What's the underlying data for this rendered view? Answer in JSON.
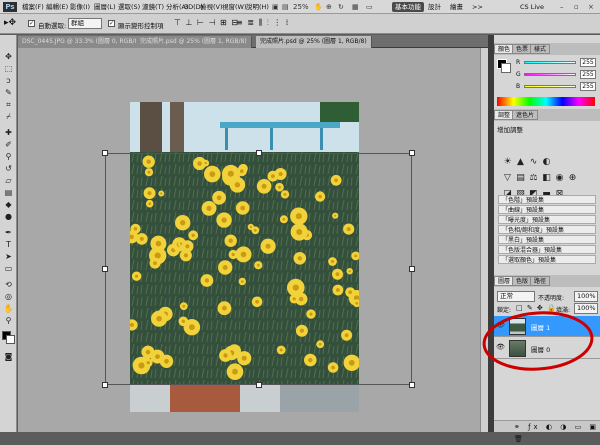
{
  "app": {
    "logo": "Ps",
    "zoom": "25%"
  },
  "menu": [
    "檔案(F)",
    "編輯(E)",
    "影像(I)",
    "圖層(L)",
    "選取(S)",
    "濾鏡(T)",
    "分析(A)",
    "3D(D)",
    "檢視(V)",
    "視窗(W)",
    "說明(H)"
  ],
  "workspace": {
    "active": "基本功能",
    "items": [
      "設計",
      "繪畫",
      ">>"
    ],
    "cslive": "CS Live"
  },
  "options": {
    "autoselect_label": "自動選取:",
    "autoselect_value": "群組",
    "transform_label": "顯示變形控制項"
  },
  "tabs": [
    "DSC_0445.JPG @ 33.3% (圖層 0, RGB/8)",
    "完成照片.psd @ 25% (圖層 1, RGB/8)",
    "完成照片.psd @ 25% (圖層 1, RGB/8)"
  ],
  "color_panel": {
    "tabs": [
      "顏色",
      "色票",
      "樣式"
    ],
    "channels": [
      {
        "label": "R",
        "value": "255"
      },
      {
        "label": "G",
        "value": "255"
      },
      {
        "label": "B",
        "value": "255"
      }
    ]
  },
  "adjust_panel": {
    "tabs": [
      "調整",
      "遮色片"
    ],
    "title": "增加調整",
    "presets": [
      "「色階」預設集",
      "「曲線」預設集",
      "「曝光度」預設集",
      "「色相/飽和度」預設集",
      "「黑白」預設集",
      "「色版混合器」預設集",
      "「選取顏色」預設集"
    ]
  },
  "layers_panel": {
    "tabs": [
      "圖層",
      "色版",
      "路徑"
    ],
    "blend_mode": "正常",
    "opacity_label": "不透明度:",
    "opacity_value": "100%",
    "lock_label": "鎖定:",
    "fill_label": "填滿:",
    "fill_value": "100%",
    "layers": [
      {
        "name": "圖層 1",
        "selected": true
      },
      {
        "name": "圖層 0",
        "selected": false
      }
    ]
  },
  "colors": {
    "selection": "#3399ff",
    "annotation": "#cc0000"
  }
}
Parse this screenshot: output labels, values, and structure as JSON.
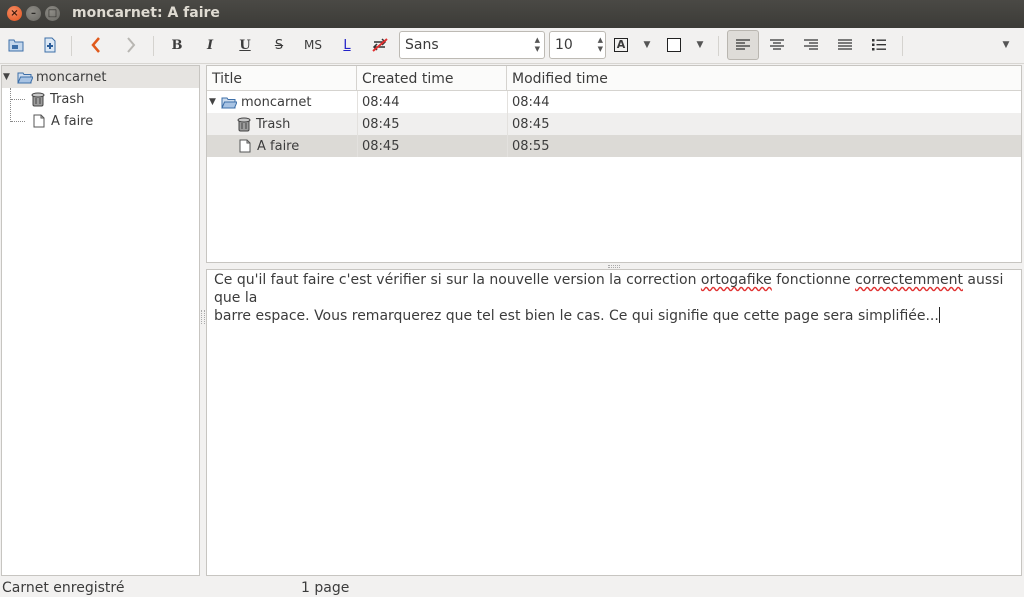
{
  "window": {
    "title": "moncarnet: A faire",
    "close_glyph": "×",
    "minimize_glyph": "–",
    "maximize_glyph": "□"
  },
  "toolbar": {
    "bold_label": "B",
    "italic_label": "I",
    "underline_label": "U",
    "strike_label": "S",
    "monospace_label": "MS",
    "link_label": "L",
    "font_family": "Sans",
    "font_size": "10",
    "text_color_label": "A"
  },
  "tree": {
    "items": [
      {
        "label": "moncarnet",
        "icon": "folder-open-icon"
      },
      {
        "label": "Trash",
        "icon": "trash-icon"
      },
      {
        "label": "A faire",
        "icon": "page-icon"
      }
    ]
  },
  "list": {
    "columns": [
      "Title",
      "Created time",
      "Modified time"
    ],
    "rows": [
      {
        "title": "moncarnet",
        "created": "08:44",
        "modified": "08:44",
        "icon": "folder-open-icon"
      },
      {
        "title": "Trash",
        "created": "08:45",
        "modified": "08:45",
        "icon": "trash-icon"
      },
      {
        "title": "A faire",
        "created": "08:45",
        "modified": "08:55",
        "icon": "page-icon"
      }
    ]
  },
  "editor": {
    "line1_a": "Ce qu'il faut faire c'est vérifier si sur la nouvelle version la correction ",
    "misspelled1": "ortogafike",
    "line1_b": " fonctionne ",
    "misspelled2": "correctemment",
    "line1_c": " aussi que la",
    "line2": "barre espace. Vous remarquerez que tel est bien le cas. Ce qui signifie que cette page sera simplifiée..."
  },
  "status": {
    "left": "Carnet enregistré",
    "middle": "1 page"
  },
  "colors": {
    "titlebar": "#3c3b37",
    "close_button": "#e2531d",
    "back_arrow": "#e05a1c",
    "spell_underline": "#e03030"
  }
}
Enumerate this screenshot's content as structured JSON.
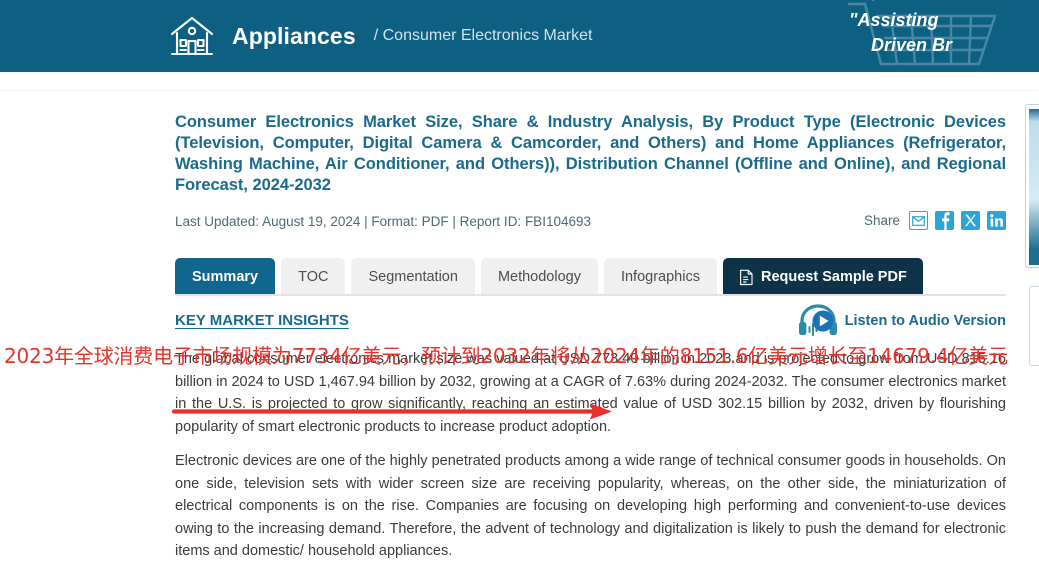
{
  "header": {
    "brand": "Appliances",
    "breadcrumb": "/ Consumer Electronics Market",
    "house_icon": "house-icon",
    "cart_icon": "shopping-cart-watermark-icon",
    "quote_line1": "\"Assisting",
    "quote_line2": "Driven Br"
  },
  "report": {
    "title": "Consumer Electronics Market Size, Share & Industry Analysis, By Product Type (Electronic Devices (Television, Computer, Digital Camera & Camcorder, and Others) and Home Appliances (Refrigerator, Washing Machine, Air Conditioner, and Others)), Distribution Channel (Offline and Online), and Regional Forecast, 2024-2032",
    "meta": "Last Updated: August 19, 2024 | Format: PDF | Report ID: FBI104693",
    "last_updated": "August 19, 2024",
    "format": "PDF",
    "report_id": "FBI104693"
  },
  "share": {
    "label": "Share",
    "items": [
      {
        "name": "email-icon",
        "glyph": "✉"
      },
      {
        "name": "facebook-icon",
        "glyph": "f"
      },
      {
        "name": "x-twitter-icon",
        "glyph": "✕"
      },
      {
        "name": "linkedin-icon",
        "glyph": "in"
      }
    ]
  },
  "tabs": [
    {
      "label": "Summary",
      "active": true
    },
    {
      "label": "TOC",
      "active": false
    },
    {
      "label": "Segmentation",
      "active": false
    },
    {
      "label": "Methodology",
      "active": false
    },
    {
      "label": "Infographics",
      "active": false
    }
  ],
  "cta": {
    "label": "Request Sample PDF",
    "icon": "document-pdf-icon"
  },
  "insights": {
    "heading": "KEY MARKET INSIGHTS",
    "audio_label": "Listen to Audio Version",
    "audio_icon": "headphones-play-icon"
  },
  "body": {
    "paragraph_1": "The global consumer electronics market size was valued at USD 773.40 billion in 2023 and is projected to grow from USD 815.16 billion in 2024 to USD 1,467.94 billion by 2032, growing at a CAGR of 7.63% during 2024-2032. The consumer electronics market in the U.S. is projected to grow significantly, reaching an estimated value of USD 302.15 billion by 2032, driven by flourishing popularity of smart electronic products to increase product adoption.",
    "paragraph_2": "Electronic devices are one of the highly penetrated products among a wide range of technical consumer goods in households. On one side, television sets with wider screen size are receiving popularity, whereas, on the other side, the miniaturization of electrical components is on the rise. Companies are focusing on developing high performing and convenient-to-use devices owing to the increasing demand. Therefore, the advent of technology and digitalization is likely to push the demand for electronic items and domestic/ household appliances."
  },
  "annotation": {
    "chinese_text": "2023年全球消费电子市场规模为7734亿美元，预计到2032年将从2024年的8151.6亿美元增长至14679.4亿美元",
    "arrow_color": "#e8312a"
  },
  "colors": {
    "header_bg": "#0d6082",
    "brand_blue": "#1a6a8c",
    "active_tab": "#10668c",
    "cta_bg": "#0e3349",
    "share_blue": "#2ba4d8",
    "annotation_red": "#e8312a",
    "body_text": "#3b3b3b"
  }
}
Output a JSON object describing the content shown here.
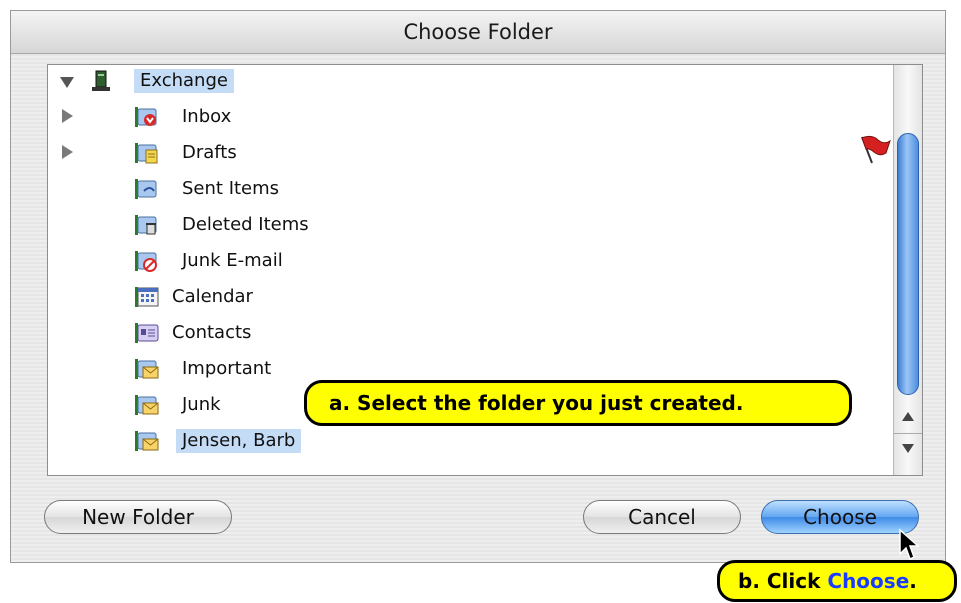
{
  "dialog": {
    "title": "Choose Folder"
  },
  "folders": [
    {
      "label": "Exchange",
      "icon": "exchange-server-icon",
      "expanded": true,
      "selected": true
    },
    {
      "label": "Inbox",
      "icon": "inbox-folder-icon",
      "collapsed": true
    },
    {
      "label": "Drafts",
      "icon": "drafts-folder-icon",
      "collapsed": true
    },
    {
      "label": "Sent Items",
      "icon": "sent-items-folder-icon"
    },
    {
      "label": "Deleted Items",
      "icon": "deleted-items-folder-icon"
    },
    {
      "label": "Junk E-mail",
      "icon": "junk-email-folder-icon"
    },
    {
      "label": "Calendar",
      "icon": "calendar-folder-icon"
    },
    {
      "label": "Contacts",
      "icon": "contacts-folder-icon"
    },
    {
      "label": "Important",
      "icon": "mail-folder-icon"
    },
    {
      "label": "Junk",
      "icon": "mail-folder-icon"
    },
    {
      "label": "Jensen, Barb",
      "icon": "mail-folder-icon",
      "selected": true
    }
  ],
  "buttons": {
    "new_folder": "New Folder",
    "cancel": "Cancel",
    "choose": "Choose"
  },
  "callouts": {
    "a": "a.  Select the folder you just created.",
    "b_prefix": "b.  Click ",
    "b_link": "Choose",
    "b_suffix": "."
  },
  "colors": {
    "selection": "#c5dcf6",
    "callout": "#ffff00",
    "primary_button": "#3f8ae6",
    "link": "#1a3cff"
  }
}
+ + + +
» The request
The lines to repeat start at the one holding "Output a JSON" and run through the last line of the records above; write them out exactly, both ends included, but not the pictures.

» Complete answer
Output a JSON object describing the content shown here.
{
  "dialog": {
    "title": "Choose Folder"
  },
  "folders": [
    {
      "label": "Exchange",
      "icon": "exchange-server-icon",
      "expanded": true,
      "selected": true
    },
    {
      "label": "Inbox",
      "icon": "inbox-folder-icon",
      "collapsed": true
    },
    {
      "label": "Drafts",
      "icon": "drafts-folder-icon",
      "collapsed": true
    },
    {
      "label": "Sent Items",
      "icon": "sent-items-folder-icon"
    },
    {
      "label": "Deleted Items",
      "icon": "deleted-items-folder-icon"
    },
    {
      "label": "Junk E-mail",
      "icon": "junk-email-folder-icon"
    },
    {
      "label": "Calendar",
      "icon": "calendar-folder-icon"
    },
    {
      "label": "Contacts",
      "icon": "contacts-folder-icon"
    },
    {
      "label": "Important",
      "icon": "mail-folder-icon"
    },
    {
      "label": "Junk",
      "icon": "mail-folder-icon"
    },
    {
      "label": "Jensen, Barb",
      "icon": "mail-folder-icon",
      "selected": true
    }
  ],
  "buttons": {
    "new_folder": "New Folder",
    "cancel": "Cancel",
    "choose": "Choose"
  },
  "callouts": {
    "a": "a.  Select the folder you just created.",
    "b_prefix": "b.  Click ",
    "b_link": "Choose",
    "b_suffix": "."
  },
  "colors": {
    "selection": "#c5dcf6",
    "callout": "#ffff00",
    "primary_button": "#3f8ae6",
    "link": "#1a3cff"
  }
}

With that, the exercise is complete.